• EXERCISE AIM: Output the data word for word, dropping every image.

Stored data

::::::::::

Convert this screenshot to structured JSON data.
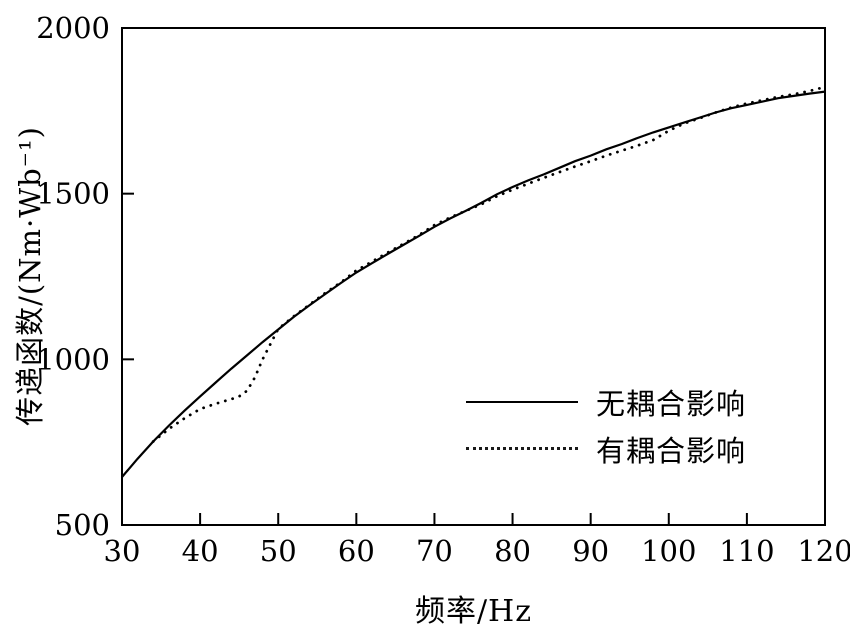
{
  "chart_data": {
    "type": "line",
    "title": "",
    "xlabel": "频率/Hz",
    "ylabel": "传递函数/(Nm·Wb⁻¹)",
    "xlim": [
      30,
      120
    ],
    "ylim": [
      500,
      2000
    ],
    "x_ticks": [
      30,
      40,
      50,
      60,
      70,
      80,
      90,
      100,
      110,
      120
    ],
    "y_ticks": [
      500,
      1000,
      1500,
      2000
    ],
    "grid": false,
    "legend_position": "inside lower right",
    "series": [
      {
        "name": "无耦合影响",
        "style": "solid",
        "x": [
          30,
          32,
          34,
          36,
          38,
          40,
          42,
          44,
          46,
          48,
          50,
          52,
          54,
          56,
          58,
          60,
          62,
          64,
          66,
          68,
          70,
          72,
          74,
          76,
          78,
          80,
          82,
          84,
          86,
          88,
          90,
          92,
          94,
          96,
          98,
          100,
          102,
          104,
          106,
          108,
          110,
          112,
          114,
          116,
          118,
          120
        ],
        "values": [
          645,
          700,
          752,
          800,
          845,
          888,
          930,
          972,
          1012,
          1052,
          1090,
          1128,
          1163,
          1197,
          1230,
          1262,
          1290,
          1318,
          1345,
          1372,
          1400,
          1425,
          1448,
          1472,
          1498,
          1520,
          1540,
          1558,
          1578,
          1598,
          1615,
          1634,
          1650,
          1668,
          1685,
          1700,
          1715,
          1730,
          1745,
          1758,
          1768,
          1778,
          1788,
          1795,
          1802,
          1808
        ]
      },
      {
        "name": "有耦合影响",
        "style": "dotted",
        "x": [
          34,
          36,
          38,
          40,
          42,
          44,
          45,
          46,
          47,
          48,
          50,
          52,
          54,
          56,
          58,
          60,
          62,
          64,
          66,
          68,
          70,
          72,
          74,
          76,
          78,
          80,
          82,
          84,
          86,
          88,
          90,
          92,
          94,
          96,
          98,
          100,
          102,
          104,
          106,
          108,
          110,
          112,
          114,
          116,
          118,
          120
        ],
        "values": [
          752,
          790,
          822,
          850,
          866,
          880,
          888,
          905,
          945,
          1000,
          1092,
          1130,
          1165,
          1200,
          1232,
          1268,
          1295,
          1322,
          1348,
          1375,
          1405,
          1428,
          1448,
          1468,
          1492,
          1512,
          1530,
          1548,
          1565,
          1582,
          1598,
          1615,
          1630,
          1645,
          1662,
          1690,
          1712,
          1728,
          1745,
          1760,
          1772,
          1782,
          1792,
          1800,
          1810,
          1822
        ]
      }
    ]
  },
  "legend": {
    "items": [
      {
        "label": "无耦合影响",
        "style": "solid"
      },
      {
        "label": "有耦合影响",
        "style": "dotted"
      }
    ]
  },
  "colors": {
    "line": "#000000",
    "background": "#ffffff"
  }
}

::::::::::

• FULL SOLUTION:
Convert this screenshot to structured JSON data.
{
  "chart_data": {
    "type": "line",
    "title": "",
    "xlabel": "频率/Hz",
    "ylabel": "传递函数/(Nm·Wb⁻¹)",
    "xlim": [
      30,
      120
    ],
    "ylim": [
      500,
      2000
    ],
    "x_ticks": [
      30,
      40,
      50,
      60,
      70,
      80,
      90,
      100,
      110,
      120
    ],
    "y_ticks": [
      500,
      1000,
      1500,
      2000
    ],
    "grid": false,
    "legend_position": "inside lower right",
    "series": [
      {
        "name": "无耦合影响",
        "style": "solid",
        "x": [
          30,
          32,
          34,
          36,
          38,
          40,
          42,
          44,
          46,
          48,
          50,
          52,
          54,
          56,
          58,
          60,
          62,
          64,
          66,
          68,
          70,
          72,
          74,
          76,
          78,
          80,
          82,
          84,
          86,
          88,
          90,
          92,
          94,
          96,
          98,
          100,
          102,
          104,
          106,
          108,
          110,
          112,
          114,
          116,
          118,
          120
        ],
        "values": [
          645,
          700,
          752,
          800,
          845,
          888,
          930,
          972,
          1012,
          1052,
          1090,
          1128,
          1163,
          1197,
          1230,
          1262,
          1290,
          1318,
          1345,
          1372,
          1400,
          1425,
          1448,
          1472,
          1498,
          1520,
          1540,
          1558,
          1578,
          1598,
          1615,
          1634,
          1650,
          1668,
          1685,
          1700,
          1715,
          1730,
          1745,
          1758,
          1768,
          1778,
          1788,
          1795,
          1802,
          1808
        ]
      },
      {
        "name": "有耦合影响",
        "style": "dotted",
        "x": [
          34,
          36,
          38,
          40,
          42,
          44,
          45,
          46,
          47,
          48,
          50,
          52,
          54,
          56,
          58,
          60,
          62,
          64,
          66,
          68,
          70,
          72,
          74,
          76,
          78,
          80,
          82,
          84,
          86,
          88,
          90,
          92,
          94,
          96,
          98,
          100,
          102,
          104,
          106,
          108,
          110,
          112,
          114,
          116,
          118,
          120
        ],
        "values": [
          752,
          790,
          822,
          850,
          866,
          880,
          888,
          905,
          945,
          1000,
          1092,
          1130,
          1165,
          1200,
          1232,
          1268,
          1295,
          1322,
          1348,
          1375,
          1405,
          1428,
          1448,
          1468,
          1492,
          1512,
          1530,
          1548,
          1565,
          1582,
          1598,
          1615,
          1630,
          1645,
          1662,
          1690,
          1712,
          1728,
          1745,
          1760,
          1772,
          1782,
          1792,
          1800,
          1810,
          1822
        ]
      }
    ]
  },
  "legend": {
    "items": [
      {
        "label": "无耦合影响",
        "style": "solid"
      },
      {
        "label": "有耦合影响",
        "style": "dotted"
      }
    ]
  },
  "colors": {
    "line": "#000000",
    "background": "#ffffff"
  }
}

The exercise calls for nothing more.